> [INSTRUCTIONS FOR THE TASK]:
Repeat each entry as written, dropping any picture you find.

[Items listed in a dataset]
────────
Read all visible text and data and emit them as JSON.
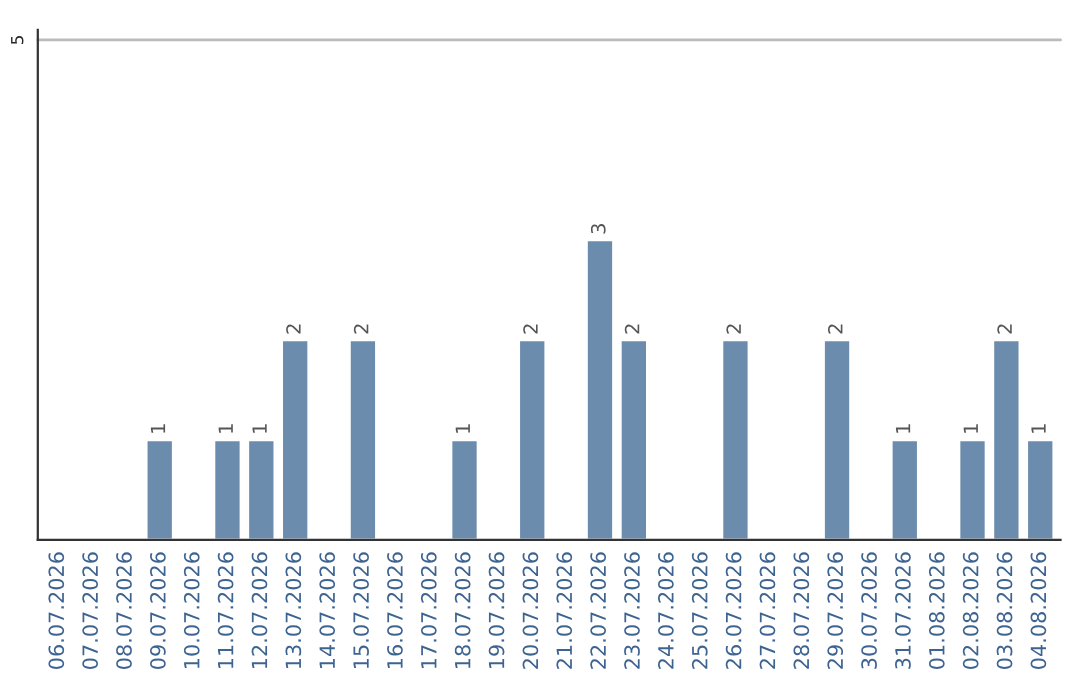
{
  "chart_data": {
    "type": "bar",
    "categories": [
      "06.07.2026",
      "07.07.2026",
      "08.07.2026",
      "09.07.2026",
      "10.07.2026",
      "11.07.2026",
      "12.07.2026",
      "13.07.2026",
      "14.07.2026",
      "15.07.2026",
      "16.07.2026",
      "17.07.2026",
      "18.07.2026",
      "19.07.2026",
      "20.07.2026",
      "21.07.2026",
      "22.07.2026",
      "23.07.2026",
      "24.07.2026",
      "25.07.2026",
      "26.07.2026",
      "27.07.2026",
      "28.07.2026",
      "29.07.2026",
      "30.07.2026",
      "31.07.2026",
      "01.08.2026",
      "02.08.2026",
      "03.08.2026",
      "04.08.2026"
    ],
    "values": [
      null,
      null,
      null,
      1,
      null,
      1,
      1,
      2,
      null,
      2,
      null,
      null,
      1,
      null,
      2,
      null,
      3,
      2,
      null,
      null,
      2,
      null,
      null,
      2,
      null,
      1,
      null,
      1,
      2,
      1
    ],
    "value_labels": [
      null,
      null,
      null,
      "1",
      null,
      "1",
      "1",
      "2",
      null,
      "2",
      null,
      null,
      "1",
      null,
      "2",
      null,
      "3",
      "2",
      null,
      null,
      "2",
      null,
      null,
      "2",
      null,
      "1",
      null,
      "1",
      "2",
      "1"
    ],
    "color": "#6b8cac",
    "ylim": [
      0,
      5.1
    ],
    "yticks": [
      5
    ],
    "grid": "y",
    "legend": false
  }
}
────────
> [EXERCISE OUTPUT]:
Read all visible text and data and emit them as JSON.
{
  "chart_data": {
    "type": "bar",
    "categories": [
      "06.07.2026",
      "07.07.2026",
      "08.07.2026",
      "09.07.2026",
      "10.07.2026",
      "11.07.2026",
      "12.07.2026",
      "13.07.2026",
      "14.07.2026",
      "15.07.2026",
      "16.07.2026",
      "17.07.2026",
      "18.07.2026",
      "19.07.2026",
      "20.07.2026",
      "21.07.2026",
      "22.07.2026",
      "23.07.2026",
      "24.07.2026",
      "25.07.2026",
      "26.07.2026",
      "27.07.2026",
      "28.07.2026",
      "29.07.2026",
      "30.07.2026",
      "31.07.2026",
      "01.08.2026",
      "02.08.2026",
      "03.08.2026",
      "04.08.2026"
    ],
    "values": [
      null,
      null,
      null,
      1,
      null,
      1,
      1,
      2,
      null,
      2,
      null,
      null,
      1,
      null,
      2,
      null,
      3,
      2,
      null,
      null,
      2,
      null,
      null,
      2,
      null,
      1,
      null,
      1,
      2,
      1
    ],
    "value_labels": [
      null,
      null,
      null,
      "1",
      null,
      "1",
      "1",
      "2",
      null,
      "2",
      null,
      null,
      "1",
      null,
      "2",
      null,
      "3",
      "2",
      null,
      null,
      "2",
      null,
      null,
      "2",
      null,
      "1",
      null,
      "1",
      "2",
      "1"
    ],
    "color": "#6b8cac",
    "ylim": [
      0,
      5.1
    ],
    "yticks": [
      5
    ],
    "grid": "y",
    "legend": false
  }
}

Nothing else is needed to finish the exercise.